# Required work
Wherever a line below holds the word "Base", copy that line.

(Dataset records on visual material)
──────

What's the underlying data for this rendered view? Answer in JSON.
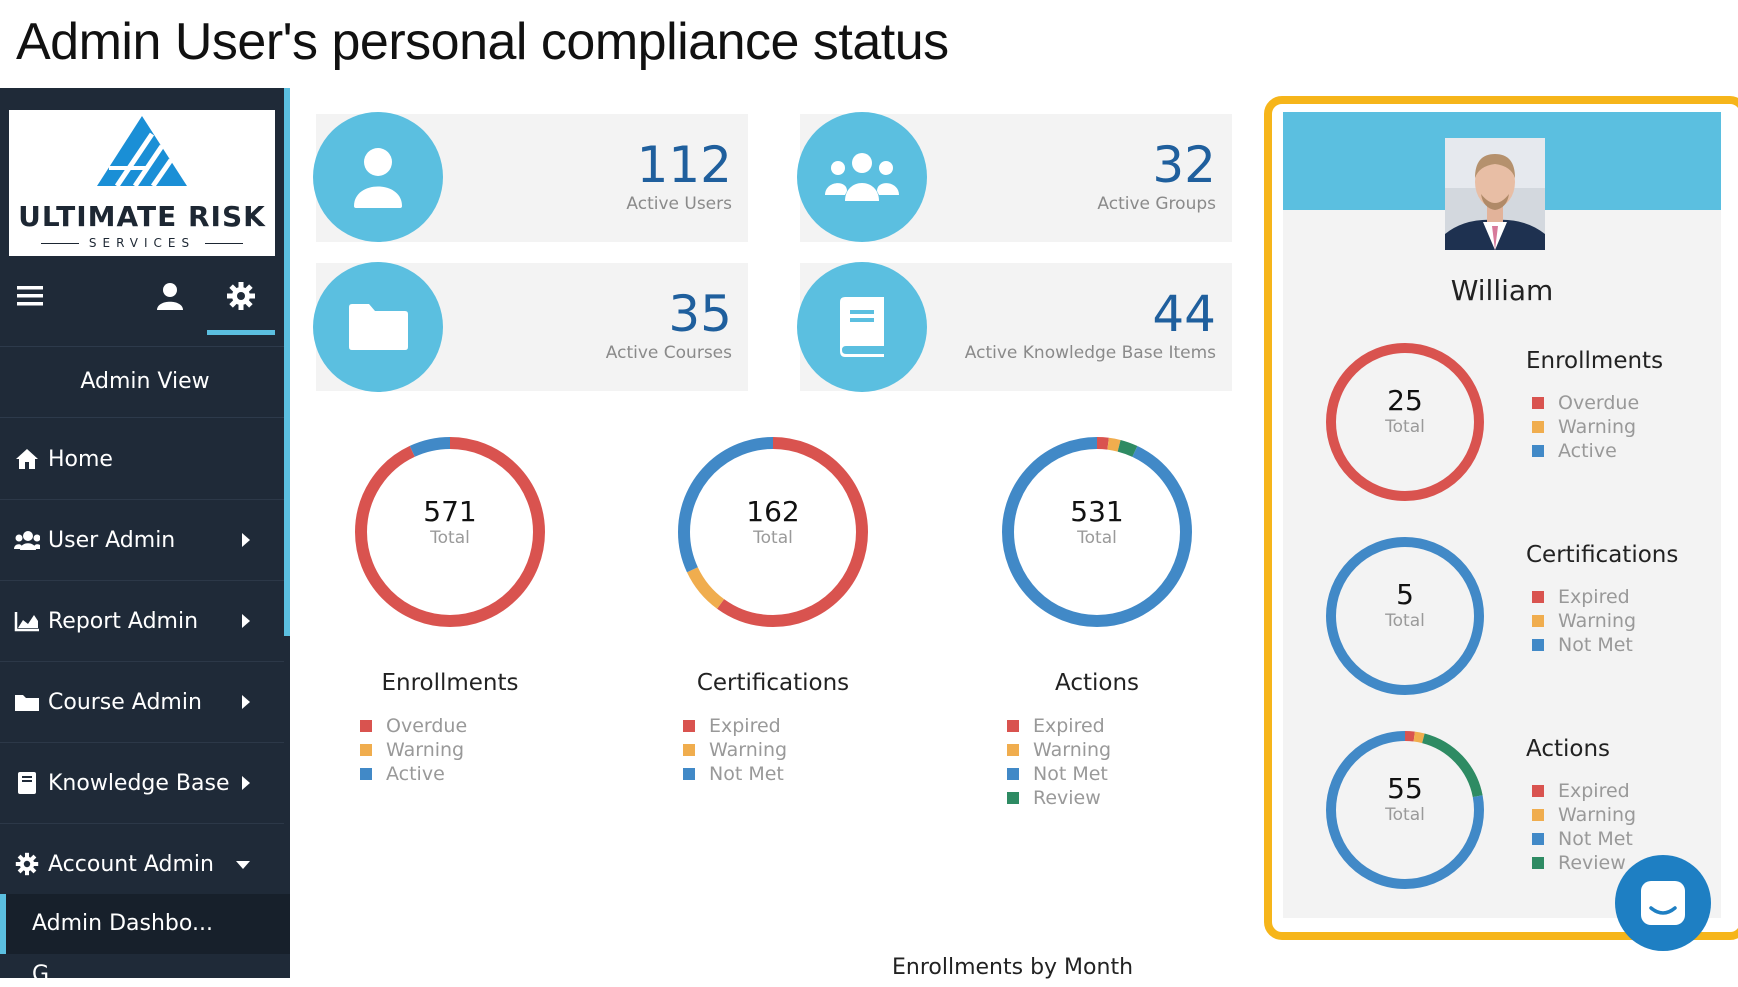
{
  "slide_title": "Admin User's personal compliance status",
  "sidebar": {
    "logo": {
      "name": "ULTIMATE RISK",
      "sub": "SERVICES"
    },
    "toolbar": {
      "menu_icon": "hamburger-icon",
      "user_icon": "user-icon",
      "settings_icon": "gear-icon",
      "active": "settings"
    },
    "view_label": "Admin View",
    "items": [
      {
        "label": "Home",
        "icon": "home-icon"
      },
      {
        "label": "User Admin",
        "icon": "users-icon",
        "arrow": "right"
      },
      {
        "label": "Report Admin",
        "icon": "chart-icon",
        "arrow": "right"
      },
      {
        "label": "Course Admin",
        "icon": "folder-icon",
        "arrow": "right"
      },
      {
        "label": "Knowledge Base",
        "icon": "book-icon",
        "arrow": "right"
      },
      {
        "label": "Account Admin",
        "icon": "gear-icon",
        "arrow": "down"
      }
    ],
    "sub_item": "Admin Dashbo...",
    "next_item": "G..."
  },
  "stats": [
    {
      "value": "112",
      "label": "Active Users",
      "icon": "user-icon"
    },
    {
      "value": "32",
      "label": "Active Groups",
      "icon": "group-icon"
    },
    {
      "value": "35",
      "label": "Active Courses",
      "icon": "folder-icon"
    },
    {
      "value": "44",
      "label": "Active Knowledge Base Items",
      "icon": "book-icon"
    }
  ],
  "colors": {
    "red": "#d9534f",
    "orange": "#f0ad4e",
    "blue": "#4189c7",
    "green": "#2e8b63",
    "accent": "#5bbfe0",
    "highlight": "#f6b51a"
  },
  "donuts": [
    {
      "title": "Enrollments",
      "total": "571",
      "total_label": "Total",
      "legend": [
        "Overdue",
        "Warning",
        "Active"
      ],
      "segments": [
        {
          "key": "Overdue",
          "fraction": 0.93
        },
        {
          "key": "Active",
          "fraction": 0.07
        }
      ]
    },
    {
      "title": "Certifications",
      "total": "162",
      "total_label": "Total",
      "legend": [
        "Expired",
        "Warning",
        "Not Met"
      ],
      "segments": [
        {
          "key": "Expired",
          "fraction": 0.6
        },
        {
          "key": "Warning",
          "fraction": 0.08
        },
        {
          "key": "Not Met",
          "fraction": 0.32
        }
      ]
    },
    {
      "title": "Actions",
      "total": "531",
      "total_label": "Total",
      "legend": [
        "Expired",
        "Warning",
        "Not Met",
        "Review"
      ],
      "segments": [
        {
          "key": "Expired",
          "fraction": 0.02
        },
        {
          "key": "Warning",
          "fraction": 0.02
        },
        {
          "key": "Review",
          "fraction": 0.03
        },
        {
          "key": "Not Met",
          "fraction": 0.93
        }
      ]
    }
  ],
  "profile": {
    "name": "William",
    "donuts": [
      {
        "title": "Enrollments",
        "total": "25",
        "total_label": "Total",
        "legend": [
          "Overdue",
          "Warning",
          "Active"
        ],
        "segments": [
          {
            "key": "Overdue",
            "fraction": 1.0
          }
        ]
      },
      {
        "title": "Certifications",
        "total": "5",
        "total_label": "Total",
        "legend": [
          "Expired",
          "Warning",
          "Not Met"
        ],
        "segments": [
          {
            "key": "Not Met",
            "fraction": 1.0
          }
        ]
      },
      {
        "title": "Actions",
        "total": "55",
        "total_label": "Total",
        "legend": [
          "Expired",
          "Warning",
          "Not Met",
          "Review"
        ],
        "segments": [
          {
            "key": "Expired",
            "fraction": 0.02
          },
          {
            "key": "Warning",
            "fraction": 0.02
          },
          {
            "key": "Review",
            "fraction": 0.18
          },
          {
            "key": "Not Met",
            "fraction": 0.78
          }
        ]
      }
    ]
  },
  "bottom_section_title": "Enrollments by Month",
  "chat": {
    "icon": "chat-icon"
  }
}
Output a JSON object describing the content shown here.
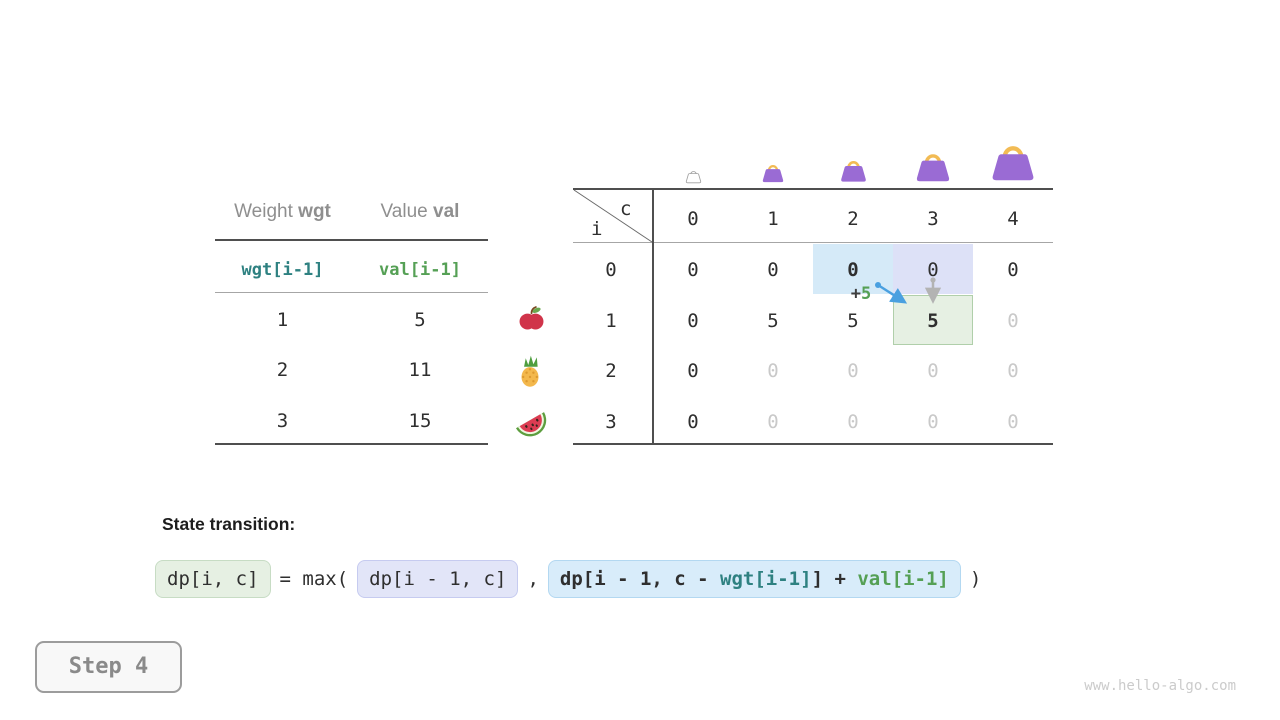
{
  "page": {
    "step_badge": "Step 4",
    "watermark": "www.hello-algo.com"
  },
  "item_table": {
    "header": {
      "weight_label": "Weight",
      "weight_code": "wgt",
      "value_label": "Value",
      "value_code": "val"
    },
    "index_row": {
      "weight_expr": "wgt[i-1]",
      "value_expr": "val[i-1]"
    },
    "rows": [
      {
        "weight": "1",
        "value": "5",
        "item": "apple"
      },
      {
        "weight": "2",
        "value": "11",
        "item": "pineapple"
      },
      {
        "weight": "3",
        "value": "15",
        "item": "watermelon"
      }
    ]
  },
  "dp_table": {
    "corner": {
      "col_var": "c",
      "row_var": "i"
    },
    "col_headers": [
      "0",
      "1",
      "2",
      "3",
      "4"
    ],
    "row_headers": [
      "0",
      "1",
      "2",
      "3"
    ],
    "bags": [
      {
        "capacity": "0",
        "variant": "empty"
      },
      {
        "capacity": "1",
        "variant": "filled"
      },
      {
        "capacity": "2",
        "variant": "filled"
      },
      {
        "capacity": "3",
        "variant": "filled"
      },
      {
        "capacity": "4",
        "variant": "filled"
      }
    ],
    "cells": [
      [
        {
          "text": "0",
          "style": "normal"
        },
        {
          "text": "0",
          "style": "normal"
        },
        {
          "text": "0",
          "style": "bold"
        },
        {
          "text": "0",
          "style": "normal"
        },
        {
          "text": "0",
          "style": "normal"
        }
      ],
      [
        {
          "text": "0",
          "style": "normal"
        },
        {
          "text": "5",
          "style": "normal"
        },
        {
          "text": "5",
          "style": "normal"
        },
        {
          "text": "5",
          "style": "bold"
        },
        {
          "text": "0",
          "style": "muted"
        }
      ],
      [
        {
          "text": "0",
          "style": "normal"
        },
        {
          "text": "0",
          "style": "muted"
        },
        {
          "text": "0",
          "style": "muted"
        },
        {
          "text": "0",
          "style": "muted"
        },
        {
          "text": "0",
          "style": "muted"
        }
      ],
      [
        {
          "text": "0",
          "style": "normal"
        },
        {
          "text": "0",
          "style": "muted"
        },
        {
          "text": "0",
          "style": "muted"
        },
        {
          "text": "0",
          "style": "muted"
        },
        {
          "text": "0",
          "style": "muted"
        }
      ]
    ],
    "highlights": [
      {
        "row": 0,
        "col": 2,
        "role": "source-take",
        "bg": "#d5eaf8"
      },
      {
        "row": 0,
        "col": 3,
        "role": "source-skip",
        "bg": "#dde1f7"
      },
      {
        "row": 1,
        "col": 3,
        "role": "target",
        "bg": "#e6f0e3",
        "border": "#b0cfaa"
      }
    ],
    "annotation": {
      "plus": "+",
      "value": "5"
    }
  },
  "formula": {
    "label": "State transition:",
    "lhs": "dp[i, c]",
    "eq_max": "= max(",
    "arg1": "dp[i - 1, c]",
    "comma": ",",
    "arg2": {
      "prefix": "dp[i - 1, c - ",
      "wgt": "wgt[i-1]",
      "mid": "] + ",
      "val": "val[i-1]"
    },
    "close": ")"
  },
  "colors": {
    "teal": "#2e8181",
    "green": "#55a055",
    "arrow_blue": "#4aa0e0",
    "arrow_gray": "#b3b3b3",
    "bag_purple": "#9a6bd4",
    "bag_handle": "#f2bb54",
    "text_dark": "#2f2f2f",
    "text_muted": "#c9c9c9",
    "text_gray": "#8f8f8f",
    "line_dark": "#4f4f4f",
    "line_light": "#a6a6a6",
    "formula_green_bg": "#e6f0e3",
    "formula_green_border": "#c7dcc4",
    "formula_lavender_bg": "#e2e5f8",
    "formula_lavender_border": "#c6cbf0",
    "formula_blue_bg": "#d8ecfa",
    "formula_blue_border": "#b3d8f1"
  }
}
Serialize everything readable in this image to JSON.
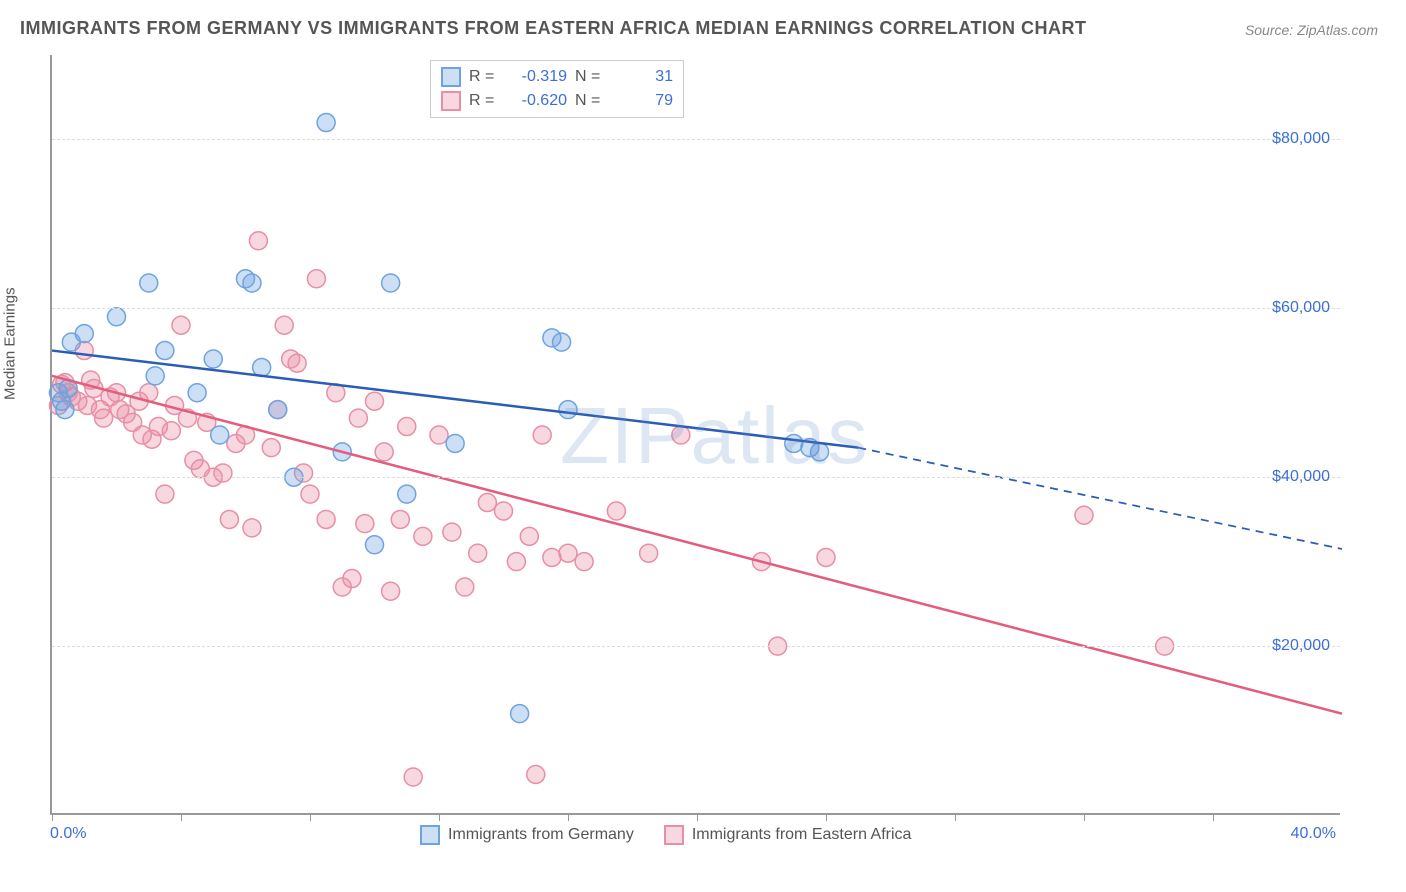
{
  "title": "IMMIGRANTS FROM GERMANY VS IMMIGRANTS FROM EASTERN AFRICA MEDIAN EARNINGS CORRELATION CHART",
  "source": "Source: ZipAtlas.com",
  "watermark": "ZIPatlas",
  "yaxis_title": "Median Earnings",
  "chart": {
    "type": "scatter",
    "xlim": [
      0,
      40
    ],
    "ylim": [
      0,
      90000
    ],
    "x_tick_positions": [
      0,
      4,
      8,
      12,
      16,
      20,
      24,
      28,
      32,
      36
    ],
    "x_label_min": "0.0%",
    "x_label_max": "40.0%",
    "y_gridlines": [
      20000,
      40000,
      60000,
      80000
    ],
    "y_tick_labels": [
      "$20,000",
      "$40,000",
      "$60,000",
      "$80,000"
    ],
    "grid_color": "#dddddd",
    "background_color": "#ffffff",
    "axis_color": "#999999",
    "tick_label_color": "#3b6fd6",
    "series": [
      {
        "name": "Immigrants from Germany",
        "color_stroke": "#6fa3e0",
        "color_fill": "rgba(111,163,224,0.35)",
        "marker_radius": 9,
        "R": "-0.319",
        "N": "31",
        "trend": {
          "x1": 0,
          "y1": 55000,
          "x2": 25,
          "y2": 43500,
          "x_dash_to": 40,
          "y_dash_to": 31500,
          "color": "#2b5db5",
          "width": 2.5
        },
        "points": [
          [
            0.2,
            50000
          ],
          [
            0.3,
            49000
          ],
          [
            0.4,
            48000
          ],
          [
            0.5,
            50500
          ],
          [
            0.6,
            56000
          ],
          [
            1.0,
            57000
          ],
          [
            2.0,
            59000
          ],
          [
            3.0,
            63000
          ],
          [
            3.2,
            52000
          ],
          [
            3.5,
            55000
          ],
          [
            4.5,
            50000
          ],
          [
            5.0,
            54000
          ],
          [
            5.2,
            45000
          ],
          [
            6.0,
            63500
          ],
          [
            6.2,
            63000
          ],
          [
            6.5,
            53000
          ],
          [
            7.0,
            48000
          ],
          [
            7.5,
            40000
          ],
          [
            8.5,
            82000
          ],
          [
            9.0,
            43000
          ],
          [
            10.0,
            32000
          ],
          [
            10.5,
            63000
          ],
          [
            11.0,
            38000
          ],
          [
            12.5,
            44000
          ],
          [
            14.5,
            12000
          ],
          [
            15.5,
            56500
          ],
          [
            15.8,
            56000
          ],
          [
            16.0,
            48000
          ],
          [
            23.0,
            44000
          ],
          [
            23.5,
            43500
          ],
          [
            23.8,
            43000
          ]
        ]
      },
      {
        "name": "Immigrants from Eastern Africa",
        "color_stroke": "#e88fa5",
        "color_fill": "rgba(232,143,165,0.35)",
        "marker_radius": 9,
        "R": "-0.620",
        "N": "79",
        "trend": {
          "x1": 0,
          "y1": 52000,
          "x2": 40,
          "y2": 12000,
          "x_dash_to": 40,
          "y_dash_to": 12000,
          "color": "#e35d7c",
          "width": 2.5
        },
        "points": [
          [
            0.3,
            51000
          ],
          [
            0.5,
            50000
          ],
          [
            0.6,
            49500
          ],
          [
            0.8,
            49000
          ],
          [
            1.0,
            55000
          ],
          [
            1.1,
            48500
          ],
          [
            1.2,
            51500
          ],
          [
            1.3,
            50500
          ],
          [
            1.5,
            48000
          ],
          [
            1.6,
            47000
          ],
          [
            1.8,
            49500
          ],
          [
            2.0,
            50000
          ],
          [
            2.1,
            48000
          ],
          [
            2.3,
            47500
          ],
          [
            2.5,
            46500
          ],
          [
            2.7,
            49000
          ],
          [
            2.8,
            45000
          ],
          [
            3.0,
            50000
          ],
          [
            3.1,
            44500
          ],
          [
            3.3,
            46000
          ],
          [
            3.5,
            38000
          ],
          [
            3.7,
            45500
          ],
          [
            3.8,
            48500
          ],
          [
            4.0,
            58000
          ],
          [
            4.2,
            47000
          ],
          [
            4.4,
            42000
          ],
          [
            4.6,
            41000
          ],
          [
            4.8,
            46500
          ],
          [
            5.0,
            40000
          ],
          [
            5.3,
            40500
          ],
          [
            5.5,
            35000
          ],
          [
            5.7,
            44000
          ],
          [
            6.0,
            45000
          ],
          [
            6.2,
            34000
          ],
          [
            6.4,
            68000
          ],
          [
            6.8,
            43500
          ],
          [
            7.0,
            48000
          ],
          [
            7.2,
            58000
          ],
          [
            7.4,
            54000
          ],
          [
            7.6,
            53500
          ],
          [
            7.8,
            40500
          ],
          [
            8.0,
            38000
          ],
          [
            8.2,
            63500
          ],
          [
            8.5,
            35000
          ],
          [
            8.8,
            50000
          ],
          [
            9.0,
            27000
          ],
          [
            9.3,
            28000
          ],
          [
            9.5,
            47000
          ],
          [
            9.7,
            34500
          ],
          [
            10.0,
            49000
          ],
          [
            10.3,
            43000
          ],
          [
            10.5,
            26500
          ],
          [
            10.8,
            35000
          ],
          [
            11.0,
            46000
          ],
          [
            11.2,
            4500
          ],
          [
            11.5,
            33000
          ],
          [
            12.0,
            45000
          ],
          [
            12.4,
            33500
          ],
          [
            12.8,
            27000
          ],
          [
            13.2,
            31000
          ],
          [
            13.5,
            37000
          ],
          [
            14.0,
            36000
          ],
          [
            14.4,
            30000
          ],
          [
            14.8,
            33000
          ],
          [
            15.0,
            4800
          ],
          [
            15.2,
            45000
          ],
          [
            15.5,
            30500
          ],
          [
            16.0,
            31000
          ],
          [
            16.5,
            30000
          ],
          [
            17.5,
            36000
          ],
          [
            18.5,
            31000
          ],
          [
            19.5,
            45000
          ],
          [
            22.0,
            30000
          ],
          [
            22.5,
            20000
          ],
          [
            24.0,
            30500
          ],
          [
            32.0,
            35500
          ],
          [
            34.5,
            20000
          ],
          [
            0.2,
            48500
          ],
          [
            0.4,
            51200
          ]
        ]
      }
    ]
  },
  "legend": {
    "R_label": "R =",
    "N_label": "N ="
  }
}
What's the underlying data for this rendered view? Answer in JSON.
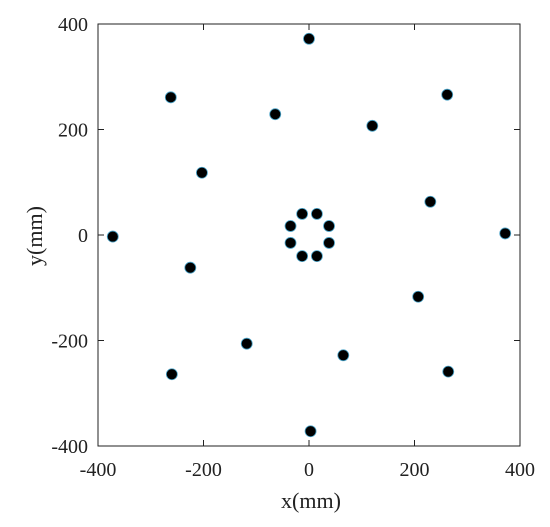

──────

# Answer for the task
        "label": "Knowledge Base",
      "label": "Active Knowledge Base Items",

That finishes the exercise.